» **文書抜粋**:
===============

後処理（パイプライン関数を使用しない場合）

パイプライン関数を使用しない場合、BおよびIラベル付きのトークンをフィルタリングする必要があります。各BとIは、キーフレーズにマージされます。最後に、不要なスペースが削除されるように、キーフレーズをトリミングする必要があります。

# Define post_process functions
def concat_tokens_by_tag(keyphrases):
    keyphrase_tokens = []
    for id, label in keyphrases:
        if label == "B":
            keyphrase_tokens.append([id])
        elif label == "I":
            if len(keyphrase_tokens) > 0:
                keyphrase_tokens[len(keyphrase_tokens) - 1].append(id)
    return keyphrase_tokens


def extract_keyphrases(example, predictions, tokenizer, index=0):
    keyphrases_list = [
        (id, idx2label[label])

===============

» **作業要件**:
a) 文書抜粋によれば、キーフレーズをトリミングするのは何のためですか。
b) 文書抜粋のうち、「後処理（パイプライン関数を使用しない場合）」で始まり「keyphrase_tokens.append([id])」で終わる箇所を、「キーフレーズ」を「重要語句」に置き換えて書き直してください。
c) キーフレーズの後処理を扱う文書抜粋について、最後に示された行の次から続きを記述してください。

===============

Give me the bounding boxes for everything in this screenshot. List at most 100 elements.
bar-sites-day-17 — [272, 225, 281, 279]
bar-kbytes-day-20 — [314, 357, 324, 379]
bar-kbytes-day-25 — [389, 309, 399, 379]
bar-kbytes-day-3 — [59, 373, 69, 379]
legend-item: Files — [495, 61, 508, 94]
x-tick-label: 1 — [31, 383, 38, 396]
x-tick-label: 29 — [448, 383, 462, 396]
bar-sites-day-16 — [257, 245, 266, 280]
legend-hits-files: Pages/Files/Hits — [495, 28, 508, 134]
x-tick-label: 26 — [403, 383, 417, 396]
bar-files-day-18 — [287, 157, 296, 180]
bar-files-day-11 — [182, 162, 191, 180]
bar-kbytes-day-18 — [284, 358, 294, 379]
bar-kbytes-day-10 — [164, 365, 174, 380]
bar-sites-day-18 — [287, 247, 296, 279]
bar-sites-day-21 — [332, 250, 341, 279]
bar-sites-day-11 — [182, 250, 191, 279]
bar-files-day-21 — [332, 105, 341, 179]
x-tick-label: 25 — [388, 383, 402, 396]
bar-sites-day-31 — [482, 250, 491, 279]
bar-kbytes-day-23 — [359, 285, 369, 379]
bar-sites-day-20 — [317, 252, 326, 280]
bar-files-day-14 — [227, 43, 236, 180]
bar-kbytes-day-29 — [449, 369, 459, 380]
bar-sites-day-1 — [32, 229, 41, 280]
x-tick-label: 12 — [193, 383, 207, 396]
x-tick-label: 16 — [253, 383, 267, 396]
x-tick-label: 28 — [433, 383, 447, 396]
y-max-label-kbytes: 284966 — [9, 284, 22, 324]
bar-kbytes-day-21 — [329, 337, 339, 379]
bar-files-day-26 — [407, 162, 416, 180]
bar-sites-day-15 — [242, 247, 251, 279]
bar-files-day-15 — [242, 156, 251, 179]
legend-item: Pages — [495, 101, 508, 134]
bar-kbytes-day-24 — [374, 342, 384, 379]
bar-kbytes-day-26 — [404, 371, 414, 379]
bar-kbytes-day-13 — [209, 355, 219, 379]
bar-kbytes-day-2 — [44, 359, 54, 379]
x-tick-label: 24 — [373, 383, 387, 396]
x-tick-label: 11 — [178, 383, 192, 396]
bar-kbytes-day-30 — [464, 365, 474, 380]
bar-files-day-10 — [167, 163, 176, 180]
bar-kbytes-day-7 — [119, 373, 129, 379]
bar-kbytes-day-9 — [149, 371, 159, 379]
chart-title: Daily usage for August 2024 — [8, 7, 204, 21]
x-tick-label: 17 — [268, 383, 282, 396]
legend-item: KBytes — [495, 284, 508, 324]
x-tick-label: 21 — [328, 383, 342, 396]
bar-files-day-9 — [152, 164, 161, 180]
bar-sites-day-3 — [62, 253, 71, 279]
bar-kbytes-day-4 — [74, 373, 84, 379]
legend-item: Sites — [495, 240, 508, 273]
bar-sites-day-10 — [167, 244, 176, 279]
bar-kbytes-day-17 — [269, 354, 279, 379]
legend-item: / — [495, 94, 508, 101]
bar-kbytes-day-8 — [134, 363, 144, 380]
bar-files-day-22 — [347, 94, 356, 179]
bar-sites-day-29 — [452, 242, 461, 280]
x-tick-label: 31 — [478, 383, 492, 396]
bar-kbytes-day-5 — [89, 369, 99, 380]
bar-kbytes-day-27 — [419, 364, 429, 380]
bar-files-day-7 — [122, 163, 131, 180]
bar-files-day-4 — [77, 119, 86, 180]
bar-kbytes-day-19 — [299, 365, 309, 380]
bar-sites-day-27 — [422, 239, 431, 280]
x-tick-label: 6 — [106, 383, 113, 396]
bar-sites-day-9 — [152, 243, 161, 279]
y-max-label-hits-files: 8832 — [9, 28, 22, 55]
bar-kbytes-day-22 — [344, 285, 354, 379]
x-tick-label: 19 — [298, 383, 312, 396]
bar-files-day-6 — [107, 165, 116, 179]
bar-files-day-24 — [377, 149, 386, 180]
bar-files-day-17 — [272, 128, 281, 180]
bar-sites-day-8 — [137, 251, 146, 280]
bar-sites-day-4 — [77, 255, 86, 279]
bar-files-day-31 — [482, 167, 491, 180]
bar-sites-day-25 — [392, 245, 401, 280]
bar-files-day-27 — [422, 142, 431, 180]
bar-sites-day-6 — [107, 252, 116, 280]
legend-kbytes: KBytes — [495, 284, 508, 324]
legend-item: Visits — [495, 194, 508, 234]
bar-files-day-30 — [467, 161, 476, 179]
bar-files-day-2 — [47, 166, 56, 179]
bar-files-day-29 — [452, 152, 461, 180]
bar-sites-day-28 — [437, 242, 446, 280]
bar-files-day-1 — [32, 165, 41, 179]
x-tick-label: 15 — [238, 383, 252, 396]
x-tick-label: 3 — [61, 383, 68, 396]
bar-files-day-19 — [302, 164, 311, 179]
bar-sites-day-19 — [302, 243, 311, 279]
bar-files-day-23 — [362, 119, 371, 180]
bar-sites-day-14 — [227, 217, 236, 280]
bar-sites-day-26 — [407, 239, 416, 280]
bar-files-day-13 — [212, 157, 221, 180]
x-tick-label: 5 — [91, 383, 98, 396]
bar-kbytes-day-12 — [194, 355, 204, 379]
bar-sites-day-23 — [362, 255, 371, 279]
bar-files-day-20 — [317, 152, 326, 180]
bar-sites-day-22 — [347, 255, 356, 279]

===============

» **解答**:
a) 不要なスペースを削除するためです。

b)
後処理（パイプライン関数を使用しない場合）

パイプライン関数を使用しない場合、BおよびIラベル付きのトークンをフィルタリングする必要があります。各BとIは、重要語句にマージされます。最後に、不要なスペースが削除されるように、重要語句をトリミングする必要があります。

# Define post_process functions
def concat_tokens_by_tag(keyphrases):
    keyphrase_tokens = []
    for id, label in keyphrases:
        if label == "B":
            keyphrase_tokens.append([id])

c)
        for id, label in zip(
            np.array(example["input_ids"]).squeeze().tolist(), predictions[index]
        )
        if idx2label[label] in ["B", "I"]
    ]

    processed_keyphrases = concat_tokens_by_tag(keyphrases_list)
    extracted_kps = tokenizer.batch_decode(
        processed_keyphrases,
        skip_special_tokens=True,
        clean_up_tokenization_spaces=True,
    )
    return np.unique([kp.strip() for kp in extracted_kps])